> [記述課題 A]:
本文の「一時間前なら七時半、それより」から「九時名古屋発がいいところだ。」までを、一字も変えずに書き出してください。

再訪もまた楽しからずや
先日、公開句会東京マッハが岐阜県高山市で開催された。よつて「飛騨マッハ」といふ。
高山には、高校生のときに修学旅行で訪れたことがある。
高山自体にはあまり記憶がなくて、白川郷に行つたことと、高山では市内の一流ホテルに泊まつて、テーブルマナーを学ぶといふ名目でかなり高級な感じの夕食を食べてことしか覚えてゐない。
そんな高山なので、あちこち歩き回れたらいいなあと思ふたが、残念ながらできなかつた。
前日、名古屋で一泊したからである。
理由になつてゐない?
名古屋から高山まで、特急に乗つても二時間半かかる。
飛騨マッハは十二時半開場だ。開演までは一時間あるけれど、開演までの時間で選句をする必要がある。できれば開場直後に入りたい。
開場前に食事はすませたい。すると、十一時には高山についてゐたい。それには名古屋を八時半には出なければならない。
一時間前なら七時半、それより前は特急がないので、終電で行つて始発を待つことになる。
ムリ。
最近とみに早起きができなくなつてゐて、とくに前日は三時間台睡眠だつたりしたものだから、八時半出発でもかなりつらかつた。
こんなことなら高山に泊まるんだつたなあ。
しかし、さうすると高山着が十二時を過ぎてしまふ。
なぜといつて、前日は名古屋で歌舞伎の顔見世興行を見ることになつてゐたからだ。
歌舞伎の興行としてはかなり早めに終演するけれど、そこから名古屋駅に出て乗り換へて、といふことになると、万が一のことも考へるとどんなに早くても九時名古屋発がいいところだ。

> [課題の入力]:
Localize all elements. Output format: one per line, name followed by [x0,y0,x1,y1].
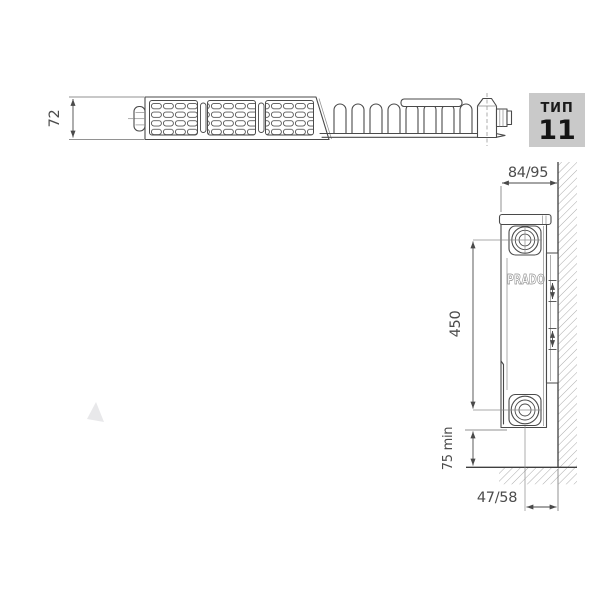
fin-cover-clip [401,99,462,107]
grille-panel [150,101,198,136]
end-plug [128,107,145,132]
brand-logo: PRADO [507,273,545,288]
side-view: 84/95 [441,162,577,511]
dim-wall-clearance-label: 84/95 [508,165,548,181]
top-view: 72 [47,93,512,146]
side-valve [478,93,512,146]
top-grille [150,101,314,136]
top-connection-port [509,226,541,255]
type-badge-label: ТИП [540,101,573,116]
dim-floor-clearance-label: 75 min [441,427,456,470]
drawing-canvas: 72 [0,0,600,600]
grille-panel [266,101,314,136]
dim-axis-spacing: 450 [448,242,473,409]
watermark-triangle [87,402,104,422]
floor-hatch [499,468,577,485]
type-badge: ТИП 11 [529,93,585,147]
dim-depth-label: 72 [47,110,63,128]
wall-hatch [558,162,577,468]
wall-bracket [547,253,559,383]
top-grille-cap [500,215,552,225]
convector-fins [334,99,472,134]
dim-wall-clearance: 84/95 [501,165,557,212]
radiator-technical-drawing: 72 [0,0,600,600]
dim-pipe-to-wall-label: 47/58 [477,490,517,506]
dim-floor-clearance: 75 min [441,427,507,470]
type-badge-number: 11 [538,115,576,146]
dim-depth: 72 [47,97,144,140]
dim-axis-spacing-label: 450 [448,311,464,338]
valve-nipple [497,109,508,127]
grille-panel [208,101,256,136]
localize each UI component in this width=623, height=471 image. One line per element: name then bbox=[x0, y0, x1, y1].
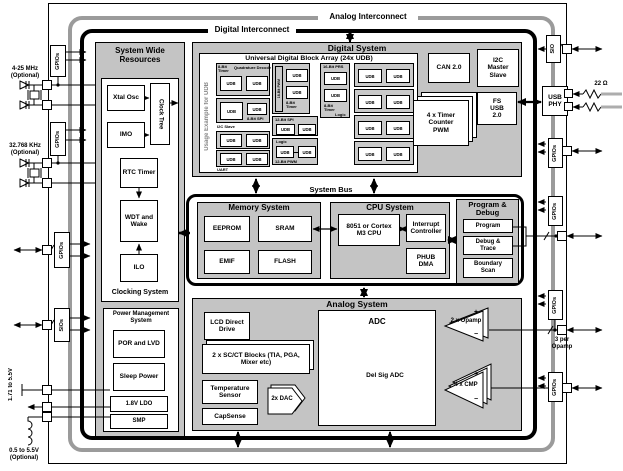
psoc-architecture-diagram: Analog Interconnect Digital Interconnect… bbox=[0, 0, 623, 471]
ilo-block: ILO bbox=[120, 254, 158, 282]
udb-block: UDB bbox=[246, 134, 268, 147]
udb-group-uart: UDB UDB bbox=[216, 150, 270, 167]
udb-tab-8bit-timer-3: 8-Bit Timer bbox=[324, 104, 340, 112]
khz-crystal-label: 32.768 KHz (Optional) bbox=[2, 143, 48, 156]
rtc-timer-block: RTC Timer bbox=[120, 158, 158, 188]
udb-block: UDB bbox=[220, 134, 242, 147]
left-sio-box: SIOs bbox=[54, 308, 70, 342]
boundary-scan-block: Boundary Scan bbox=[463, 258, 513, 278]
udb-block: UDB bbox=[386, 95, 410, 109]
udb-tab-8bit-timer: 8-Bit Timer bbox=[218, 65, 233, 73]
adc-label: ADC bbox=[318, 318, 436, 327]
ldo-block: 1.8V LDO bbox=[110, 396, 168, 412]
delsig-adc-label: Del Sig ADC bbox=[364, 372, 406, 379]
memory-system-title: Memory System bbox=[197, 204, 321, 213]
right-sio-box: SIO bbox=[546, 35, 561, 63]
left-gpio-box-2: GPIOs bbox=[50, 122, 66, 156]
udb-block: UDB bbox=[298, 146, 316, 158]
clock-tree-label: Clock Tree bbox=[157, 99, 164, 129]
cpu-system-title: CPU System bbox=[330, 204, 450, 213]
xtal-osc-block: Xtal Osc bbox=[107, 85, 145, 111]
udb-group-plain-r4: UDB UDB bbox=[354, 141, 414, 165]
xtal-pin-2 bbox=[42, 100, 52, 110]
right-gpio1-pin bbox=[562, 146, 572, 156]
opamp-minus: − bbox=[474, 331, 478, 338]
system-bus-label: System Bus bbox=[303, 186, 359, 194]
udb-block: UDB bbox=[246, 76, 268, 91]
cpu-core-block: 8051 or Cortex M3 CPU bbox=[338, 214, 400, 246]
dac-label: 2x DAC bbox=[267, 396, 297, 403]
udb-pwm16-strip: 16-Bit PWM bbox=[275, 66, 283, 112]
udb-block: UDB bbox=[358, 147, 382, 161]
cmp-plus: + bbox=[474, 371, 478, 378]
eeprom-block: EEPROM bbox=[204, 216, 250, 242]
por-lvd-block: POR and LVD bbox=[113, 330, 165, 358]
program-debug-title: Program & Debug bbox=[458, 201, 517, 218]
inductor-icon bbox=[28, 417, 32, 445]
right-gpio-box-3: GPIOs bbox=[548, 290, 563, 320]
vdd-range-label: 1.71 to 5.5V bbox=[8, 368, 14, 401]
udb-block: UDB bbox=[246, 153, 268, 165]
program-block: Program bbox=[463, 219, 513, 233]
smp-voltage-label: 0.5 to 5.5V (Optional) bbox=[2, 448, 46, 461]
lcd-direct-drive-block: LCD Direct Drive bbox=[204, 312, 250, 340]
udb-block: UDB bbox=[386, 147, 410, 161]
usb-resistor-icon bbox=[583, 90, 601, 98]
analog-interconnect-label: Analog Interconnect bbox=[318, 13, 418, 21]
can-block: CAN 2.0 bbox=[428, 53, 470, 83]
udb-block: UDB bbox=[247, 103, 267, 115]
opamp-label: 2 x Opamp bbox=[450, 318, 482, 325]
left-gpio3-pin bbox=[42, 245, 52, 255]
cmp-pin bbox=[562, 383, 572, 393]
usb-resistor-icon bbox=[583, 103, 601, 111]
udb-tab-logic-2: Logic bbox=[335, 113, 349, 117]
system-wide-resources-title: System Wide Resources bbox=[98, 47, 182, 65]
udb-block: UDB bbox=[324, 72, 347, 85]
udb-block: UDB bbox=[220, 153, 242, 165]
udb-tab-12bit-spi: 12-Bit SPI bbox=[275, 118, 301, 122]
udb-block: UDB bbox=[358, 69, 382, 83]
udb-group-pwm16: 16-Bit PWM UDB UDB 8-Bit Timer bbox=[272, 63, 310, 114]
udb-block: UDB bbox=[220, 76, 242, 91]
udb-block: UDB bbox=[286, 86, 308, 99]
udb-usage-sidebar: Usage Example for UDB bbox=[200, 62, 213, 170]
adc-box bbox=[318, 310, 436, 426]
sram-block: SRAM bbox=[258, 216, 312, 242]
udb-group-plain-r1: UDB UDB bbox=[354, 63, 414, 87]
left-gpio-3-label: GPIOs bbox=[59, 242, 65, 259]
usb-dm-pin bbox=[564, 102, 573, 111]
right-gpio-1-label: GPIOs bbox=[552, 145, 558, 162]
phub-dma-block: PHUB DMA bbox=[406, 248, 446, 274]
left-gpio-1-label: GPIOs bbox=[55, 53, 61, 70]
capsense-block: CapSense bbox=[202, 408, 258, 425]
flash-block: FLASH bbox=[258, 250, 312, 274]
cmp-minus: − bbox=[474, 396, 478, 403]
usb-resistor-label: 22 Ω bbox=[588, 81, 614, 88]
xtal-pin-1 bbox=[42, 80, 52, 90]
smp-pin bbox=[42, 412, 52, 422]
debug-bracket bbox=[513, 227, 526, 246]
interrupt-controller-block: Interrupt Controller bbox=[406, 214, 446, 242]
khz-pin-2 bbox=[42, 178, 52, 188]
udb-block: UDB bbox=[358, 121, 382, 135]
udb-group-plain-r3: UDB UDB bbox=[354, 115, 414, 139]
udb-tab-16bit-prs: 16-Bit PRS bbox=[323, 65, 350, 69]
right-gpio-box-2: GPIOs bbox=[548, 196, 563, 226]
opamp-per-pin-note: 3 per Opamp bbox=[544, 337, 580, 350]
left-gpio-box-1: GPIOs bbox=[50, 45, 66, 77]
left-gpio-box-3: GPIOs bbox=[54, 232, 70, 268]
udb-tab-8bit-spi: 8-Bit SPI bbox=[247, 117, 269, 121]
digital-system-title: Digital System bbox=[192, 44, 522, 53]
wdt-wake-block: WDT and Wake bbox=[120, 200, 158, 242]
udb-block: UDB bbox=[276, 124, 295, 135]
udb-block: UDB bbox=[276, 146, 294, 158]
udb-tab-i2c-slave: I2C Slave bbox=[217, 125, 243, 129]
imo-block: IMO bbox=[107, 122, 145, 148]
udb-block: UDB bbox=[358, 95, 382, 109]
khz-pin-1 bbox=[42, 158, 52, 168]
udb-usage-label: Usage Example for UDB bbox=[204, 82, 210, 151]
analog-system-title: Analog System bbox=[192, 300, 522, 309]
timer-counter-pwm-block: 4 x Timer Counter PWM bbox=[413, 100, 469, 146]
opamp-pin bbox=[557, 325, 567, 335]
fs-usb-block: FS USB 2.0 bbox=[477, 92, 517, 125]
vdd-range-label-wrap: 1.71 to 5.5V bbox=[2, 364, 20, 406]
i2c-master-slave-block: I2C Master Slave bbox=[477, 49, 519, 87]
smp-block: SMP bbox=[110, 414, 168, 429]
right-gpio-4-label: GPIOs bbox=[552, 379, 558, 396]
digital-interconnect-label: Digital Interconnect bbox=[208, 26, 296, 34]
right-sio-label: SIO bbox=[550, 44, 556, 53]
cmp-label: 4 x CMP bbox=[450, 382, 482, 389]
emif-block: EMIF bbox=[204, 250, 250, 274]
udb-group-logic-pwm12: Logic UDB UDB 12-Bit PWM bbox=[272, 138, 318, 165]
temperature-sensor-block: Temperature Sensor bbox=[202, 380, 258, 404]
udb-tab-16bit-pwm: 16-Bit PWM bbox=[277, 79, 281, 98]
udb-tab-quadrature-decoder: Quadrature Decoder bbox=[234, 66, 271, 70]
udb-tab-logic: Logic bbox=[276, 140, 292, 144]
left-sio-label: SIOs bbox=[59, 319, 65, 332]
udb-group-plain-left: UDB UDB bbox=[216, 131, 270, 149]
usb-dp-pin bbox=[564, 89, 573, 98]
vccd-pin bbox=[42, 402, 52, 412]
opamp-plus: + bbox=[474, 309, 478, 316]
udb-group-prs16: 16-Bit PRS UDB UDB 8-Bit Timer Logic bbox=[320, 63, 350, 118]
sleep-power-block: Sleep Power bbox=[113, 363, 165, 391]
debug-trace-block: Debug & Trace bbox=[463, 236, 513, 255]
vdd-pin bbox=[42, 385, 52, 395]
right-sio-pin bbox=[562, 44, 572, 54]
right-gpio-3-label: GPIOs bbox=[552, 297, 558, 314]
right-gpio-2-label: GPIOs bbox=[552, 203, 558, 220]
udb-tab-8bit-timer-2: 8-Bit Timer bbox=[286, 101, 302, 109]
udb-block: UDB bbox=[386, 121, 410, 135]
udb-block: UDB bbox=[286, 69, 308, 82]
left-gpio-2-label: GPIOs bbox=[55, 131, 61, 148]
mhz-crystal-label: 4-25 MHz (Optional) bbox=[4, 66, 46, 79]
udb-group-spi12: 12-Bit SPI UDB UDB bbox=[272, 116, 318, 136]
udb-group-spi8: UDB UDB 8-Bit SPI bbox=[216, 98, 270, 123]
left-sio-pin bbox=[42, 320, 52, 330]
udb-group-plain-r2: UDB UDB bbox=[354, 89, 414, 113]
right-gpio-box-1: GPIOs bbox=[548, 138, 563, 168]
scct-blocks-block: 2 x SC/CT Blocks (TIA, PGA, Mixer etc) bbox=[202, 344, 310, 374]
udb-block: UDB bbox=[324, 89, 347, 102]
udb-tab-12bit-pwm: 12-Bit PWM bbox=[275, 160, 303, 164]
right-gpio-box-4: GPIOs bbox=[548, 372, 563, 402]
udb-group-quadrature: 8-Bit Timer Quadrature Decoder UDB UDB bbox=[216, 63, 270, 96]
clocking-system-label: Clocking System bbox=[102, 289, 178, 297]
udb-block: UDB bbox=[220, 102, 243, 120]
udb-tab-uart: UART bbox=[217, 168, 237, 172]
jtag-pin bbox=[557, 231, 567, 241]
clock-tree-block: Clock Tree bbox=[150, 83, 170, 145]
power-management-title: Power Management System bbox=[105, 311, 177, 324]
udb-array-title: Universal Digital Block Array (24x UDB) bbox=[202, 55, 416, 62]
udb-block: UDB bbox=[298, 124, 316, 135]
udb-block: UDB bbox=[386, 69, 410, 83]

> [記述課題 B]:
レコードの「psoc-architecture-diagram: Analog Interconnect」を含む行から「udb-tab-8bit-timer-3: 8-Bit Timer」を含む行まで(両端の行も含む)を、「bbox」を「box」に置き換え、それ以外は変えずに書き直すこと。示すのはその範囲の行だけとする。

> [出力結果 A]:
一時間前なら七時半、それより前は特急がないので、終電で行つて始発を待つことになる。
ムリ。
最近とみに早起きができなくなつてゐて、とくに前日は三時間台睡眠だつたりしたものだから、八時半出発でもかなりつらかつた。
こんなことなら高山に泊まるんだつたなあ。
しかし、さうすると高山着が十二時を過ぎてしまふ。
なぜといつて、前日は名古屋で歌舞伎の顔見世興行を見ることになつてゐたからだ。
歌舞伎の興行としてはかなり早めに終演するけれど、そこから名古屋駅に出て乗り換へて、といふことになると、万が一のことも考へるとどんなに早くても九時名古屋発がいいところだ。

> [出力結果 B]:
psoc-architecture-diagram: Analog Interconnect Digital Interconnect… box=[0, 0, 623, 471]
ilo-block: ILO box=[120, 254, 158, 282]
udb-block: UDB box=[246, 134, 268, 147]
udb-group-uart: UDB UDB box=[216, 150, 270, 167]
udb-tab-8bit-timer-3: 8-Bit Timer box=[324, 104, 340, 112]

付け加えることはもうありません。